## Task goal:
Return, word for word, every line that follows.

[A block of data]
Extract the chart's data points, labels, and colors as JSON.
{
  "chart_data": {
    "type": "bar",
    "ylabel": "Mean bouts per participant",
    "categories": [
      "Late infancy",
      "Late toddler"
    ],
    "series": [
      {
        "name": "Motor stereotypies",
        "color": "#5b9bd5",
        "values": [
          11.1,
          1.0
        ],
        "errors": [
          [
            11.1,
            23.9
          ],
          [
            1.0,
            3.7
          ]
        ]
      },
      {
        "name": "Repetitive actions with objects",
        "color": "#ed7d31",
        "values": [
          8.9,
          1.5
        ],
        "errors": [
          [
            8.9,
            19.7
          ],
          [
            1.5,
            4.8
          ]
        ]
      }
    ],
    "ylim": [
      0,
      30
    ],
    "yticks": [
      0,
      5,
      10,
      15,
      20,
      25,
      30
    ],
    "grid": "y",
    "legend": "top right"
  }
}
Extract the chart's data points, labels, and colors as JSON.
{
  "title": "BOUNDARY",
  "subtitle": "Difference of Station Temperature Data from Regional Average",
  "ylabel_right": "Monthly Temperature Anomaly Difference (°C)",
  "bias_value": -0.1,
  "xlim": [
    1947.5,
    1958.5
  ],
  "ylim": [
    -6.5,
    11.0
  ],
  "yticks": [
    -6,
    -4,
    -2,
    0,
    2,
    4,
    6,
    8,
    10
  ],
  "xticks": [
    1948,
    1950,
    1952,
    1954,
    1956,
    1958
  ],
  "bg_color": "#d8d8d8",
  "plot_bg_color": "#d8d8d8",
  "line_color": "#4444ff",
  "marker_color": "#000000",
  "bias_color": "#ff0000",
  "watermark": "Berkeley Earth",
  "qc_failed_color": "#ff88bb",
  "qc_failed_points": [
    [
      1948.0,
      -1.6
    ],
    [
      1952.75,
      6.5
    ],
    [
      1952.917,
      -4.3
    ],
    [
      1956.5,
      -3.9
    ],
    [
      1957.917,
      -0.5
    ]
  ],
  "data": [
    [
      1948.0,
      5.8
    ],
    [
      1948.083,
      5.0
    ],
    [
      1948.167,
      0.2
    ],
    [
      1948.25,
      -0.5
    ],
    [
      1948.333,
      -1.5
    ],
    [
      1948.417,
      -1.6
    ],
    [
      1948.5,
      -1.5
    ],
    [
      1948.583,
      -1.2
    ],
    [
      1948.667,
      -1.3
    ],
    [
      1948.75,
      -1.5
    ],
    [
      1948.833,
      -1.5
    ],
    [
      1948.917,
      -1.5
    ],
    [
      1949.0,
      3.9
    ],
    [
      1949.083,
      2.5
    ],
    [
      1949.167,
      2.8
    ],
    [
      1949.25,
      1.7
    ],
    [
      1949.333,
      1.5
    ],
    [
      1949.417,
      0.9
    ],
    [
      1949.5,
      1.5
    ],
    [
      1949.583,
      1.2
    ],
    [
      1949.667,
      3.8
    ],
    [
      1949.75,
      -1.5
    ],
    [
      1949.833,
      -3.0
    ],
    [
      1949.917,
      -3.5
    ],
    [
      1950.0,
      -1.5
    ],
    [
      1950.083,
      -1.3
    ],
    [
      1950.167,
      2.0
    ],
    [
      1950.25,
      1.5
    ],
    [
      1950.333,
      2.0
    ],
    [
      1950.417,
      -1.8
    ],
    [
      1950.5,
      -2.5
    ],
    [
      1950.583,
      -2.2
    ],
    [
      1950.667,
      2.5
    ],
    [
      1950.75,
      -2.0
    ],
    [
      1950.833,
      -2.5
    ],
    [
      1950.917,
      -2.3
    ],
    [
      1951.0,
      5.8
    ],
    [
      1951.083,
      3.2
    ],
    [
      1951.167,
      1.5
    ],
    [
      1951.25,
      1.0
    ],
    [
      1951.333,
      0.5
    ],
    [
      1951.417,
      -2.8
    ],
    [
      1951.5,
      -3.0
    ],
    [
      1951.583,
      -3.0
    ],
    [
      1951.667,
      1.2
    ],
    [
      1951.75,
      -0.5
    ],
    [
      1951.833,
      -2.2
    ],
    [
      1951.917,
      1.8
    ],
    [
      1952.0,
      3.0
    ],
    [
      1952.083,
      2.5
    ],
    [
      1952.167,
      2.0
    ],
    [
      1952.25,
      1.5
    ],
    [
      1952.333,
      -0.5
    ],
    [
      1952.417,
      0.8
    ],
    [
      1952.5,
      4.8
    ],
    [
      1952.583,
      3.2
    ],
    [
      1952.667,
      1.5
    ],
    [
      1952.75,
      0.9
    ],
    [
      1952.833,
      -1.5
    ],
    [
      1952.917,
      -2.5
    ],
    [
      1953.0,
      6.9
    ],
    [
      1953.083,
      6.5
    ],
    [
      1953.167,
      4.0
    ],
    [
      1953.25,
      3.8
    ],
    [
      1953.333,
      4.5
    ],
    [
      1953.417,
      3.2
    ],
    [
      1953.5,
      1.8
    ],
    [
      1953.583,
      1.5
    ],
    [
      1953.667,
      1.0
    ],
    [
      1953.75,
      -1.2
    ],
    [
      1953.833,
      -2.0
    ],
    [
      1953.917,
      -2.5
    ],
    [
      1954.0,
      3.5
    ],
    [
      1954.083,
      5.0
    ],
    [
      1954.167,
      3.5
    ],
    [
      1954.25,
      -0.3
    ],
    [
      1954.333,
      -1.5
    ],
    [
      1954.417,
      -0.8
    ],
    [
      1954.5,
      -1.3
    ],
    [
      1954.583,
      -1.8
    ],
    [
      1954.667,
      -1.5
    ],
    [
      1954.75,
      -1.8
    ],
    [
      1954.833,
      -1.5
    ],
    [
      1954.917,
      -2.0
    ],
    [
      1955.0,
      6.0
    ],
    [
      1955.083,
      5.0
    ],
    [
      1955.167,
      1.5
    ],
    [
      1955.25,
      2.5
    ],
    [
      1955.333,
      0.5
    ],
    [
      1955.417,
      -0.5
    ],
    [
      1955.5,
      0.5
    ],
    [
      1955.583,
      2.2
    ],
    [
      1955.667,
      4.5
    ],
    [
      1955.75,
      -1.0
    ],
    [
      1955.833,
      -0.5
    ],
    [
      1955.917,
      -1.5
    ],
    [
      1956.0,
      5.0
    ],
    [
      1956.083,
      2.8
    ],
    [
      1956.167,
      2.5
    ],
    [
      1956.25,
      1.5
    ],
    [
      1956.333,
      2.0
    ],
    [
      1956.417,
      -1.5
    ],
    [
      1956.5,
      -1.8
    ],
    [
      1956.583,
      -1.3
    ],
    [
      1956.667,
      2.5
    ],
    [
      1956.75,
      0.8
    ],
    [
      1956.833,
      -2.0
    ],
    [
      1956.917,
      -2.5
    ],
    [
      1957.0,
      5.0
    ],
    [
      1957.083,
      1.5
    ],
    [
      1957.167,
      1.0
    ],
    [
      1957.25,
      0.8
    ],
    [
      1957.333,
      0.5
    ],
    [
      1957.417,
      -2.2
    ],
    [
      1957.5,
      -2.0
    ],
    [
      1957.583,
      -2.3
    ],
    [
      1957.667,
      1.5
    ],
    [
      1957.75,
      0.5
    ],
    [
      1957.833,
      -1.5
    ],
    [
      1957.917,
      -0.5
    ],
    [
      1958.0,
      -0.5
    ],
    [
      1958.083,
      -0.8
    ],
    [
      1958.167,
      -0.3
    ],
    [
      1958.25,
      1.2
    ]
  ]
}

## Result of this exercise:
Extract the chart's data points, labels, and colors as JSON.
{
  "chart_data": {
    "type": "bar",
    "ylabel": "Mean bouts per participant",
    "categories": [
      "Late infancy",
      "Late toddler"
    ],
    "series": [
      {
        "name": "Motor stereotypies",
        "color": "#5b9bd5",
        "values": [
          11.1,
          1.0
        ],
        "errors": [
          [
            11.1,
            23.9
          ],
          [
            1.0,
            3.7
          ]
        ]
      },
      {
        "name": "Repetitive actions with objects",
        "color": "#ed7d31",
        "values": [
          8.9,
          1.5
        ],
        "errors": [
          [
            8.9,
            19.7
          ],
          [
            1.5,
            4.8
          ]
        ]
      }
    ],
    "ylim": [
      0,
      30
    ],
    "yticks": [
      0,
      5,
      10,
      15,
      20,
      25,
      30
    ],
    "grid": "y",
    "legend": "top right"
  }
}
Extract the chart's data points, labels, and colors as JSON.
{
  "title": "BOUNDARY",
  "subtitle": "Difference of Station Temperature Data from Regional Average",
  "ylabel_right": "Monthly Temperature Anomaly Difference (°C)",
  "bias_value": -0.1,
  "xlim": [
    1947.5,
    1958.5
  ],
  "ylim": [
    -6.5,
    11.0
  ],
  "yticks": [
    -6,
    -4,
    -2,
    0,
    2,
    4,
    6,
    8,
    10
  ],
  "xticks": [
    1948,
    1950,
    1952,
    1954,
    1956,
    1958
  ],
  "bg_color": "#d8d8d8",
  "plot_bg_color": "#d8d8d8",
  "line_color": "#4444ff",
  "marker_color": "#000000",
  "bias_color": "#ff0000",
  "watermark": "Berkeley Earth",
  "qc_failed_color": "#ff88bb",
  "qc_failed_points": [
    [
      1948.0,
      -1.6
    ],
    [
      1952.75,
      6.5
    ],
    [
      1952.917,
      -4.3
    ],
    [
      1956.5,
      -3.9
    ],
    [
      1957.917,
      -0.5
    ]
  ],
  "data": [
    [
      1948.0,
      5.8
    ],
    [
      1948.083,
      5.0
    ],
    [
      1948.167,
      0.2
    ],
    [
      1948.25,
      -0.5
    ],
    [
      1948.333,
      -1.5
    ],
    [
      1948.417,
      -1.6
    ],
    [
      1948.5,
      -1.5
    ],
    [
      1948.583,
      -1.2
    ],
    [
      1948.667,
      -1.3
    ],
    [
      1948.75,
      -1.5
    ],
    [
      1948.833,
      -1.5
    ],
    [
      1948.917,
      -1.5
    ],
    [
      1949.0,
      3.9
    ],
    [
      1949.083,
      2.5
    ],
    [
      1949.167,
      2.8
    ],
    [
      1949.25,
      1.7
    ],
    [
      1949.333,
      1.5
    ],
    [
      1949.417,
      0.9
    ],
    [
      1949.5,
      1.5
    ],
    [
      1949.583,
      1.2
    ],
    [
      1949.667,
      3.8
    ],
    [
      1949.75,
      -1.5
    ],
    [
      1949.833,
      -3.0
    ],
    [
      1949.917,
      -3.5
    ],
    [
      1950.0,
      -1.5
    ],
    [
      1950.083,
      -1.3
    ],
    [
      1950.167,
      2.0
    ],
    [
      1950.25,
      1.5
    ],
    [
      1950.333,
      2.0
    ],
    [
      1950.417,
      -1.8
    ],
    [
      1950.5,
      -2.5
    ],
    [
      1950.583,
      -2.2
    ],
    [
      1950.667,
      2.5
    ],
    [
      1950.75,
      -2.0
    ],
    [
      1950.833,
      -2.5
    ],
    [
      1950.917,
      -2.3
    ],
    [
      1951.0,
      5.8
    ],
    [
      1951.083,
      3.2
    ],
    [
      1951.167,
      1.5
    ],
    [
      1951.25,
      1.0
    ],
    [
      1951.333,
      0.5
    ],
    [
      1951.417,
      -2.8
    ],
    [
      1951.5,
      -3.0
    ],
    [
      1951.583,
      -3.0
    ],
    [
      1951.667,
      1.2
    ],
    [
      1951.75,
      -0.5
    ],
    [
      1951.833,
      -2.2
    ],
    [
      1951.917,
      1.8
    ],
    [
      1952.0,
      3.0
    ],
    [
      1952.083,
      2.5
    ],
    [
      1952.167,
      2.0
    ],
    [
      1952.25,
      1.5
    ],
    [
      1952.333,
      -0.5
    ],
    [
      1952.417,
      0.8
    ],
    [
      1952.5,
      4.8
    ],
    [
      1952.583,
      3.2
    ],
    [
      1952.667,
      1.5
    ],
    [
      1952.75,
      0.9
    ],
    [
      1952.833,
      -1.5
    ],
    [
      1952.917,
      -2.5
    ],
    [
      1953.0,
      6.9
    ],
    [
      1953.083,
      6.5
    ],
    [
      1953.167,
      4.0
    ],
    [
      1953.25,
      3.8
    ],
    [
      1953.333,
      4.5
    ],
    [
      1953.417,
      3.2
    ],
    [
      1953.5,
      1.8
    ],
    [
      1953.583,
      1.5
    ],
    [
      1953.667,
      1.0
    ],
    [
      1953.75,
      -1.2
    ],
    [
      1953.833,
      -2.0
    ],
    [
      1953.917,
      -2.5
    ],
    [
      1954.0,
      3.5
    ],
    [
      1954.083,
      5.0
    ],
    [
      1954.167,
      3.5
    ],
    [
      1954.25,
      -0.3
    ],
    [
      1954.333,
      -1.5
    ],
    [
      1954.417,
      -0.8
    ],
    [
      1954.5,
      -1.3
    ],
    [
      1954.583,
      -1.8
    ],
    [
      1954.667,
      -1.5
    ],
    [
      1954.75,
      -1.8
    ],
    [
      1954.833,
      -1.5
    ],
    [
      1954.917,
      -2.0
    ],
    [
      1955.0,
      6.0
    ],
    [
      1955.083,
      5.0
    ],
    [
      1955.167,
      1.5
    ],
    [
      1955.25,
      2.5
    ],
    [
      1955.333,
      0.5
    ],
    [
      1955.417,
      -0.5
    ],
    [
      1955.5,
      0.5
    ],
    [
      1955.583,
      2.2
    ],
    [
      1955.667,
      4.5
    ],
    [
      1955.75,
      -1.0
    ],
    [
      1955.833,
      -0.5
    ],
    [
      1955.917,
      -1.5
    ],
    [
      1956.0,
      5.0
    ],
    [
      1956.083,
      2.8
    ],
    [
      1956.167,
      2.5
    ],
    [
      1956.25,
      1.5
    ],
    [
      1956.333,
      2.0
    ],
    [
      1956.417,
      -1.5
    ],
    [
      1956.5,
      -1.8
    ],
    [
      1956.583,
      -1.3
    ],
    [
      1956.667,
      2.5
    ],
    [
      1956.75,
      0.8
    ],
    [
      1956.833,
      -2.0
    ],
    [
      1956.917,
      -2.5
    ],
    [
      1957.0,
      5.0
    ],
    [
      1957.083,
      1.5
    ],
    [
      1957.167,
      1.0
    ],
    [
      1957.25,
      0.8
    ],
    [
      1957.333,
      0.5
    ],
    [
      1957.417,
      -2.2
    ],
    [
      1957.5,
      -2.0
    ],
    [
      1957.583,
      -2.3
    ],
    [
      1957.667,
      1.5
    ],
    [
      1957.75,
      0.5
    ],
    [
      1957.833,
      -1.5
    ],
    [
      1957.917,
      -0.5
    ],
    [
      1958.0,
      -0.5
    ],
    [
      1958.083,
      -0.8
    ],
    [
      1958.167,
      -0.3
    ],
    [
      1958.25,
      1.2
    ]
  ]
}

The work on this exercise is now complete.